=== DIRECTIVE ===
Every line containing the word "Table" needs to be found and copied.

(Stored data)

[start]

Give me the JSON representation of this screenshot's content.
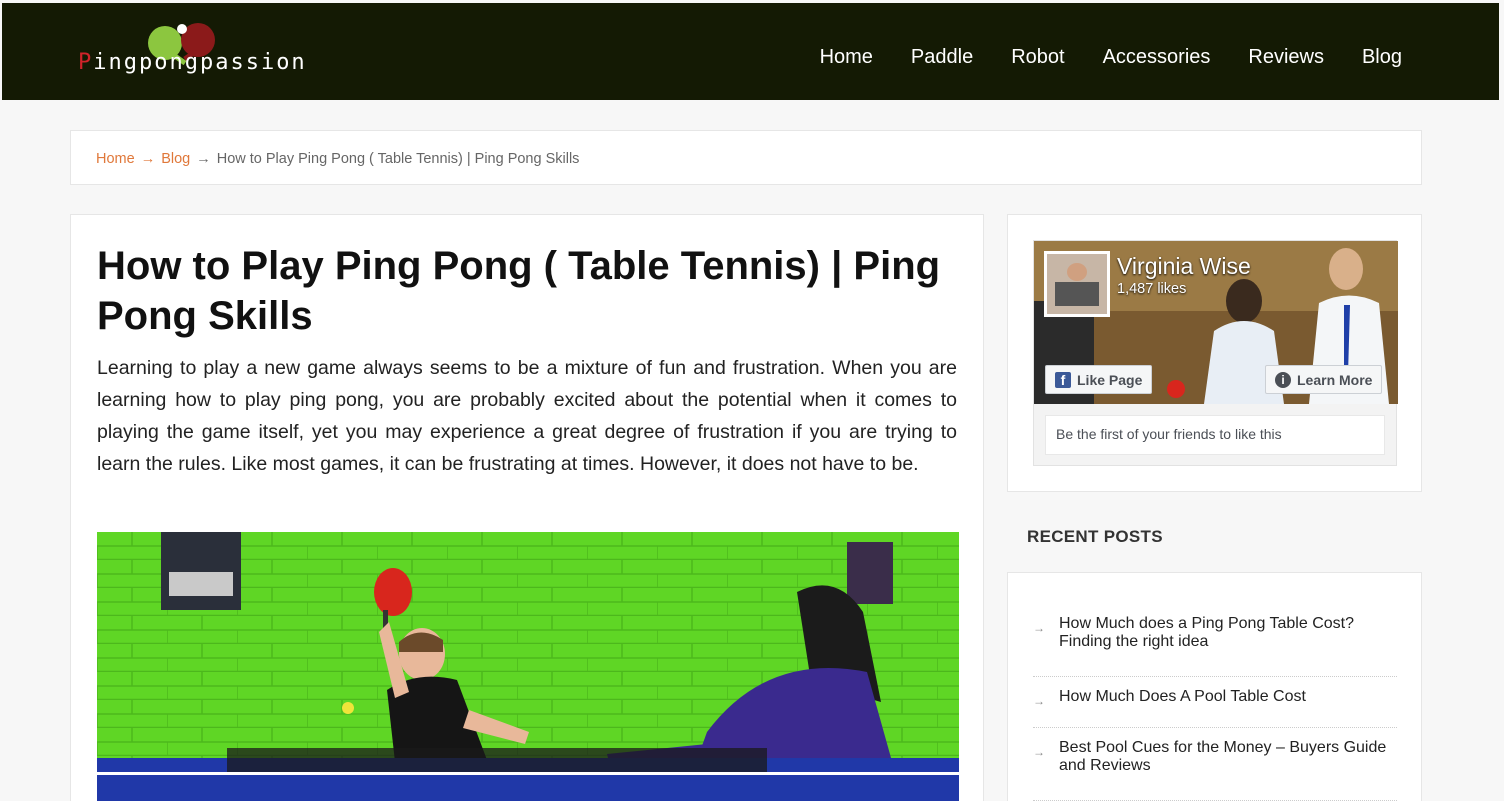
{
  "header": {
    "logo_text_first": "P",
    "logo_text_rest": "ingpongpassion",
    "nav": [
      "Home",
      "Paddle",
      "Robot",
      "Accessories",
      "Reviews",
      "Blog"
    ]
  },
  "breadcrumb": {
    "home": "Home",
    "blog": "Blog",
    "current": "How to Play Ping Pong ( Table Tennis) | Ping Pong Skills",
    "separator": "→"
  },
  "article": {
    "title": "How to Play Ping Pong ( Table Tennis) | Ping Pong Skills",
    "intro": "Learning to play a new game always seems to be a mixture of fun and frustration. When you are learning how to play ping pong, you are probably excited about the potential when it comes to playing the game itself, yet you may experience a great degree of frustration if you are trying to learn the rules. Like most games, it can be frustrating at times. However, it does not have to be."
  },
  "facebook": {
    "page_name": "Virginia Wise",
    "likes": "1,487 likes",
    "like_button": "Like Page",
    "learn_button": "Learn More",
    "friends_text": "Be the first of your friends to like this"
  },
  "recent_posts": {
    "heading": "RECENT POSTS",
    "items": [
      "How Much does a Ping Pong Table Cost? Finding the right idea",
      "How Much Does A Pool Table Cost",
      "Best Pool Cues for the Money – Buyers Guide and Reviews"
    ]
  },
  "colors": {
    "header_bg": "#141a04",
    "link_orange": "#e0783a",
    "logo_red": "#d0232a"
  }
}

[end]
[start]

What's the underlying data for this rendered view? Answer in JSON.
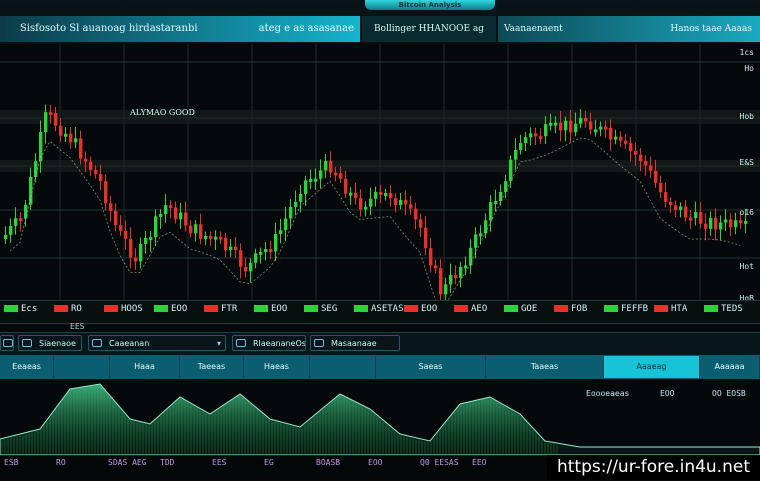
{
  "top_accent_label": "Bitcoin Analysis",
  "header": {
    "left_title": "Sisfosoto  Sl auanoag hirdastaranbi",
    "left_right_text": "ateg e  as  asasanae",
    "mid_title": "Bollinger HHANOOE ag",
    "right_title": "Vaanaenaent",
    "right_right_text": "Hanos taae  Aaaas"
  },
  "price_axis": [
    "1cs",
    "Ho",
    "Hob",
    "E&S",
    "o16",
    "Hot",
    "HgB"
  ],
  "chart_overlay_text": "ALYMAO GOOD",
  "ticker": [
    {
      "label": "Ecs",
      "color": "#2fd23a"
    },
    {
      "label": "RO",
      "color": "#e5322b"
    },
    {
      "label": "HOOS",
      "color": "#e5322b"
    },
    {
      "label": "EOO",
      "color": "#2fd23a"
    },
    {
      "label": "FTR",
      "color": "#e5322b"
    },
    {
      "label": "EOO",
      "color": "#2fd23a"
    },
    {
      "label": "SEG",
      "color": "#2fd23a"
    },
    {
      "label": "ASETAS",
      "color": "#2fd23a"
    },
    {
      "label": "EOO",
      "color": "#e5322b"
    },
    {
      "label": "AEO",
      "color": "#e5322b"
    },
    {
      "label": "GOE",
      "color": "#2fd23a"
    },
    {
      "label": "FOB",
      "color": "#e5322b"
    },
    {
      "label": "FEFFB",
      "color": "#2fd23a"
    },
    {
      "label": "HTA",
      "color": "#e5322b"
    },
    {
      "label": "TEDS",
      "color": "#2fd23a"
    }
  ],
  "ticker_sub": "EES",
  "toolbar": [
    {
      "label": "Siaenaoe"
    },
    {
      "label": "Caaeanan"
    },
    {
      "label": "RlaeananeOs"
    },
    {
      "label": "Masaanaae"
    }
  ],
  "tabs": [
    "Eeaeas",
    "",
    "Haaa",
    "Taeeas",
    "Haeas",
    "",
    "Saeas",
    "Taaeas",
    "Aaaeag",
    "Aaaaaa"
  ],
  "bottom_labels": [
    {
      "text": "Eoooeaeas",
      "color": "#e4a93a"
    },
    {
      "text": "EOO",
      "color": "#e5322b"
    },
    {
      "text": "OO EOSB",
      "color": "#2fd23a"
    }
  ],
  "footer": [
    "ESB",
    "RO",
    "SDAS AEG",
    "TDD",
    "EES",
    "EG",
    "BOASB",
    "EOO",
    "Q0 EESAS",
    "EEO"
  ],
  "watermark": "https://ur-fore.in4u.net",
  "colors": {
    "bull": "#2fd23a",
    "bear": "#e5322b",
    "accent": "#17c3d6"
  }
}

[end]

=== RESPONSE BELOW ===
    "current": "How to Play Ping Pong ( Table Tennis) | Ping Pong Skills",
    "title": "How to Play Ping Pong ( Table Tennis) | Ping Pong Skills",
      "How Much does a Ping Pong Table Cost? Finding the right idea",
      "How Much Does A Pool Table Cost",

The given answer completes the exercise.